### Data records
● ● ● ●

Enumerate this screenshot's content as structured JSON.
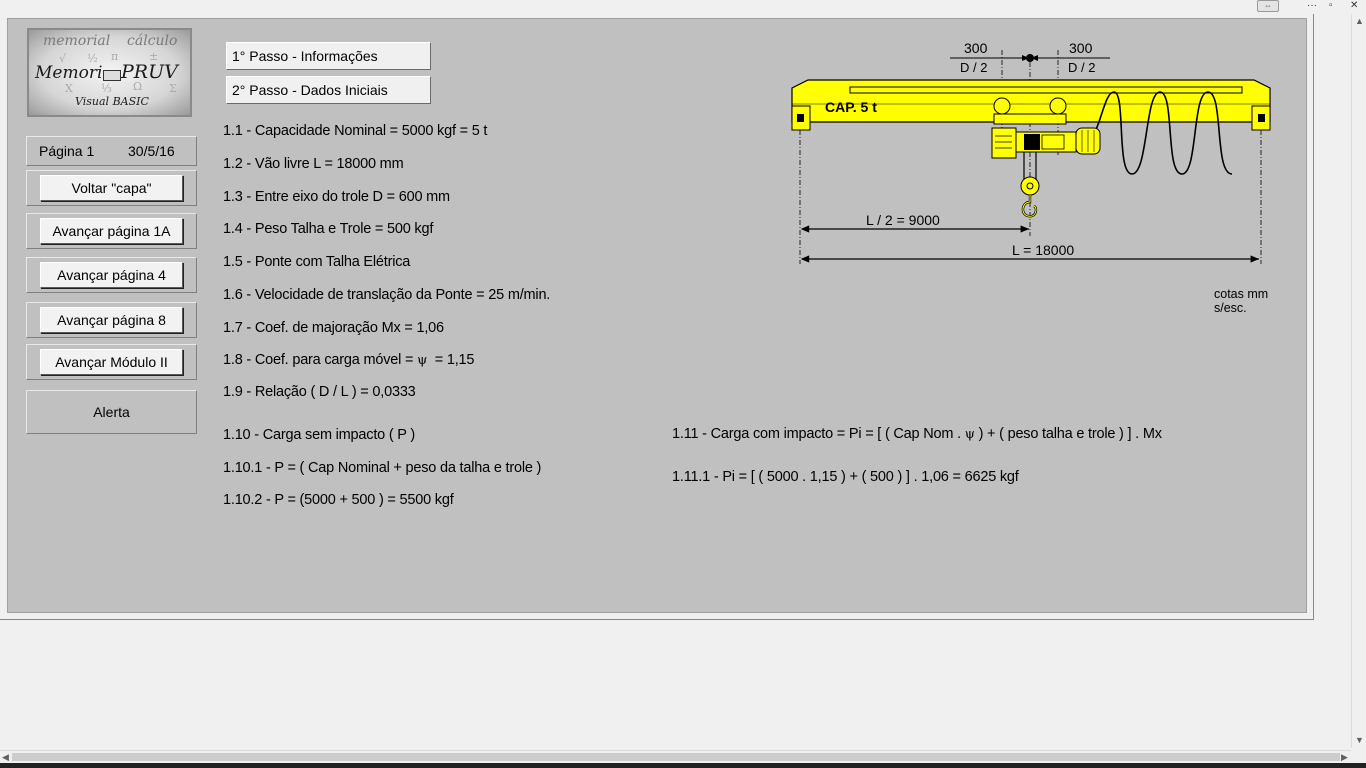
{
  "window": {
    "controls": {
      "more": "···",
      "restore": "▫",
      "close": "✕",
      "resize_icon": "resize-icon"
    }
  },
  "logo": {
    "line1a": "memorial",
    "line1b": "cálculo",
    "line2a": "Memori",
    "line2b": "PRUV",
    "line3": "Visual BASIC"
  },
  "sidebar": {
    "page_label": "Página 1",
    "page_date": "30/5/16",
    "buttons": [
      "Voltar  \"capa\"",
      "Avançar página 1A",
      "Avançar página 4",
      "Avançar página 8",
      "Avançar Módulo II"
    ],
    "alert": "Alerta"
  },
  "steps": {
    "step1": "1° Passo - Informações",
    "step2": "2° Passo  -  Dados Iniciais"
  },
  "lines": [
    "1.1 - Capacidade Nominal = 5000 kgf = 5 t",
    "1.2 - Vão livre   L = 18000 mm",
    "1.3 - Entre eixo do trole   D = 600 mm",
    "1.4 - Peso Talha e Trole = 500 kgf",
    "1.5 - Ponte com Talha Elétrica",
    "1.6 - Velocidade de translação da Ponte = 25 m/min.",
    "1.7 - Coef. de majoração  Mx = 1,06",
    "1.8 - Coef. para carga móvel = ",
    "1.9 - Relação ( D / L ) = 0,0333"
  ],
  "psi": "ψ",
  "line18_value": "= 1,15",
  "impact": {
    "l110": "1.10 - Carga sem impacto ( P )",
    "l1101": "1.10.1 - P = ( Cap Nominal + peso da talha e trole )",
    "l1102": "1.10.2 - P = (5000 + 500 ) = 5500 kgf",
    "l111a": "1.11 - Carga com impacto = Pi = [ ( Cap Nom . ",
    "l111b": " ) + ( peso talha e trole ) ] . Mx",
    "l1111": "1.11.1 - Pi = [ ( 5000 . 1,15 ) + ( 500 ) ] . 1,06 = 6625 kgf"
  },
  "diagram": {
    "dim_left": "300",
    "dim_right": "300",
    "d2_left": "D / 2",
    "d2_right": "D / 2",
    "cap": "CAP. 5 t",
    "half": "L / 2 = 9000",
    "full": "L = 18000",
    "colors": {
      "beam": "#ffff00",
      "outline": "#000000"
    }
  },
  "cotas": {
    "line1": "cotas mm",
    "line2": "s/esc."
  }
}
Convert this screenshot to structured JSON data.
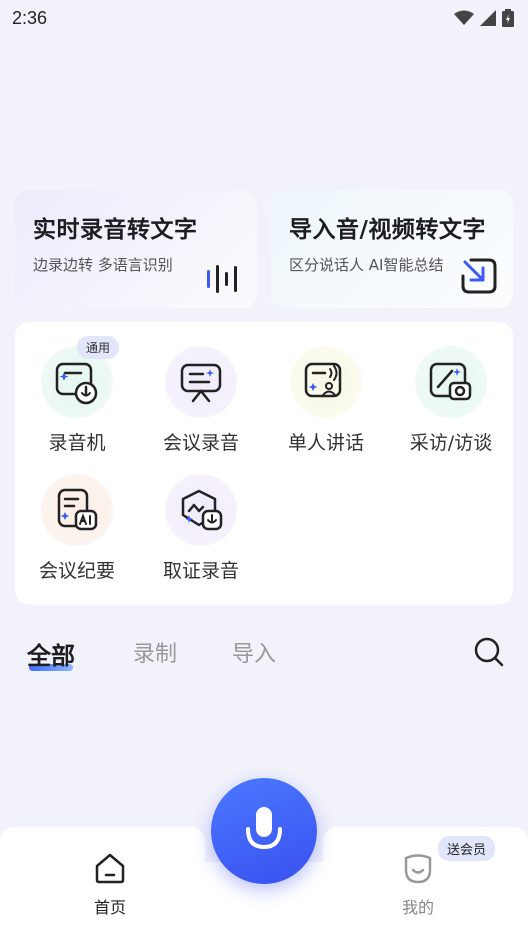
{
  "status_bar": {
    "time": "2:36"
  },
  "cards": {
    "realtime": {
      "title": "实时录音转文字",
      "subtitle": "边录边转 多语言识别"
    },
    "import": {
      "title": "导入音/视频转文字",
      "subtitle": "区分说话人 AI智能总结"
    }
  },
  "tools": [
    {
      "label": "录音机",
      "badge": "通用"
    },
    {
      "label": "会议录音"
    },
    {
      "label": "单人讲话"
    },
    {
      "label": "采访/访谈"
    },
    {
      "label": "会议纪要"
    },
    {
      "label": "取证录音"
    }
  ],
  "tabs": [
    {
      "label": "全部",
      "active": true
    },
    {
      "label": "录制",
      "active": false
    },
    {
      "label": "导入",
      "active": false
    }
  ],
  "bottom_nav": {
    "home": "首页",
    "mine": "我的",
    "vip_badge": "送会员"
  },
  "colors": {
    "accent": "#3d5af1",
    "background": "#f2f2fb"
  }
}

● ● ● ●

### EXERCISE OBJECTIVE
Which lines contain the word "Nominal"? Copy each of them.

### FINAL RESULT
    "1.1 - Capacidade Nominal = 5000 kgf = 5 t",
    "l1101": "1.10.1 - P = ( Cap Nominal + peso da talha e trole )",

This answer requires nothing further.